** begin DATA SHOWN **

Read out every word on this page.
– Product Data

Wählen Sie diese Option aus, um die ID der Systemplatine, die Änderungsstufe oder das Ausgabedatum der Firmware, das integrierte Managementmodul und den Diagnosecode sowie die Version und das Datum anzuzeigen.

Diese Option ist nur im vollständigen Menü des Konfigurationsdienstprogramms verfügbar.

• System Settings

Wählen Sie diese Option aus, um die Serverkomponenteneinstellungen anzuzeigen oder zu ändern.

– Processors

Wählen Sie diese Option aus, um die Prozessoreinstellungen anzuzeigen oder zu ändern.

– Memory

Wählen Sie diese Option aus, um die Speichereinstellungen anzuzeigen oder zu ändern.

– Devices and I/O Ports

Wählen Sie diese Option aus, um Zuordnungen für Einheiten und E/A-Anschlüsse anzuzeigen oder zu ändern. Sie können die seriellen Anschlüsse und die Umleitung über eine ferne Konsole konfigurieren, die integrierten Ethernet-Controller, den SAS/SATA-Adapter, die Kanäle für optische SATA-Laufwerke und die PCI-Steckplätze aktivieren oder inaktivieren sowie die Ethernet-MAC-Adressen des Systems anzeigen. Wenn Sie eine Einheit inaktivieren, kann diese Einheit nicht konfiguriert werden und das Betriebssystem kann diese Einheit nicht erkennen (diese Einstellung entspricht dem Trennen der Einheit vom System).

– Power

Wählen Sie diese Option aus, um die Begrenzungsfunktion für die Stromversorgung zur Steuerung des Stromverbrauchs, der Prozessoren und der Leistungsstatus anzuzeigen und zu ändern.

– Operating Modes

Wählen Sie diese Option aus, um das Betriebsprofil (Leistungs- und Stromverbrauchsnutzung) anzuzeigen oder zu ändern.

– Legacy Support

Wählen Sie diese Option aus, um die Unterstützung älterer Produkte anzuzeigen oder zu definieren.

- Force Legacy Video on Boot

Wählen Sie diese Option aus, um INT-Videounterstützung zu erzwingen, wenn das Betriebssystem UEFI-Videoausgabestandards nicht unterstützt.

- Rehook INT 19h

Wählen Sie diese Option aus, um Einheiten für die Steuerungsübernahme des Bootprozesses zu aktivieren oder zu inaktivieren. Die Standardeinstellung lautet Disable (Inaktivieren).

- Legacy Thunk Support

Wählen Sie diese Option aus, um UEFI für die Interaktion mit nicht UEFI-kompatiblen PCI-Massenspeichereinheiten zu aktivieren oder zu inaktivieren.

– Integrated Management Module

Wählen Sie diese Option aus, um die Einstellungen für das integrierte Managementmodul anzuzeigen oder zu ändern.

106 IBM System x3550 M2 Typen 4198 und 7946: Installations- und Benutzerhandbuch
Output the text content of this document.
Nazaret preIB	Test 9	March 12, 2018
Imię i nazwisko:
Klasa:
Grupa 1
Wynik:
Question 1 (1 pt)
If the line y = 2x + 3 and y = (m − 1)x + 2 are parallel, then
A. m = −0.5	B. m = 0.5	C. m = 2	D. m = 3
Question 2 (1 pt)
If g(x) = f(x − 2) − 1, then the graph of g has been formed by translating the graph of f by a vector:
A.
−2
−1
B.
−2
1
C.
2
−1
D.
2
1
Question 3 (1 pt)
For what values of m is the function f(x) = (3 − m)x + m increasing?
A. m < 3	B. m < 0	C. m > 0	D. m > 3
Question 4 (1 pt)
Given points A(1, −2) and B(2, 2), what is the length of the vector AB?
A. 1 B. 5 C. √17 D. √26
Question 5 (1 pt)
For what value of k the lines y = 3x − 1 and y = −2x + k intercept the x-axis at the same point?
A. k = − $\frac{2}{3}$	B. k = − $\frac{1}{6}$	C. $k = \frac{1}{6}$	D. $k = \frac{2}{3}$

** end DATA SHOWN **

◆ **TASK INSTRUCTIONS**: Return every line exactly.

◆ **RESPONSE FOR THIS EXERCISE**:
Read out every word on this page.
– Product Data

Wählen Sie diese Option aus, um die ID der Systemplatine, die Änderungsstufe oder das Ausgabedatum der Firmware, das integrierte Managementmodul und den Diagnosecode sowie die Version und das Datum anzuzeigen.

Diese Option ist nur im vollständigen Menü des Konfigurationsdienstprogramms verfügbar.

• System Settings

Wählen Sie diese Option aus, um die Serverkomponenteneinstellungen anzuzeigen oder zu ändern.

– Processors

Wählen Sie diese Option aus, um die Prozessoreinstellungen anzuzeigen oder zu ändern.

– Memory

Wählen Sie diese Option aus, um die Speichereinstellungen anzuzeigen oder zu ändern.

– Devices and I/O Ports

Wählen Sie diese Option aus, um Zuordnungen für Einheiten und E/A-Anschlüsse anzuzeigen oder zu ändern. Sie können die seriellen Anschlüsse und die Umleitung über eine ferne Konsole konfigurieren, die integrierten Ethernet-Controller, den SAS/SATA-Adapter, die Kanäle für optische SATA-Laufwerke und die PCI-Steckplätze aktivieren oder inaktivieren sowie die Ethernet-MAC-Adressen des Systems anzeigen. Wenn Sie eine Einheit inaktivieren, kann diese Einheit nicht konfiguriert werden und das Betriebssystem kann diese Einheit nicht erkennen (diese Einstellung entspricht dem Trennen der Einheit vom System).

– Power

Wählen Sie diese Option aus, um die Begrenzungsfunktion für die Stromversorgung zur Steuerung des Stromverbrauchs, der Prozessoren und der Leistungsstatus anzuzeigen und zu ändern.

– Operating Modes

Wählen Sie diese Option aus, um das Betriebsprofil (Leistungs- und Stromverbrauchsnutzung) anzuzeigen oder zu ändern.

– Legacy Support

Wählen Sie diese Option aus, um die Unterstützung älterer Produkte anzuzeigen oder zu definieren.

- Force Legacy Video on Boot

Wählen Sie diese Option aus, um INT-Videounterstützung zu erzwingen, wenn das Betriebssystem UEFI-Videoausgabestandards nicht unterstützt.

- Rehook INT 19h

Wählen Sie diese Option aus, um Einheiten für die Steuerungsübernahme des Bootprozesses zu aktivieren oder zu inaktivieren. Die Standardeinstellung lautet Disable (Inaktivieren).

- Legacy Thunk Support

Wählen Sie diese Option aus, um UEFI für die Interaktion mit nicht UEFI-kompatiblen PCI-Massenspeichereinheiten zu aktivieren oder zu inaktivieren.

– Integrated Management Module

Wählen Sie diese Option aus, um die Einstellungen für das integrierte Managementmodul anzuzeigen oder zu ändern.

106 IBM System x3550 M2 Typen 4198 und 7946: Installations- und Benutzerhandbuch
Output the text content of this document.
Nazaret preIB	Test 9	March 12, 2018
Imię i nazwisko:
Klasa:
Grupa 1
Wynik:
Question 1 (1 pt)
If the line y = 2x + 3 and y = (m − 1)x + 2 are parallel, then
A. m = −0.5	B. m = 0.5	C. m = 2	D. m = 3
Question 2 (1 pt)
If g(x) = f(x − 2) − 1, then the graph of g has been formed by translating the graph of f by a vector:
A.
−2
−1
B.
−2
1
C.
2
−1
D.
2
1
Question 3 (1 pt)
For what values of m is the function f(x) = (3 − m)x + m increasing?
A. m < 3	B. m < 0	C. m > 0	D. m > 3
Question 4 (1 pt)
Given points A(1, −2) and B(2, 2), what is the length of the vector AB?
A. 1 B. 5 C. √17 D. √26
Question 5 (1 pt)
For what value of k the lines y = 3x − 1 and y = −2x + k intercept the x-axis at the same point?
A. k = − $\frac{2}{3}$	B. k = − $\frac{1}{6}$	C. $k = \frac{1}{6}$	D. $k = \frac{2}{3}$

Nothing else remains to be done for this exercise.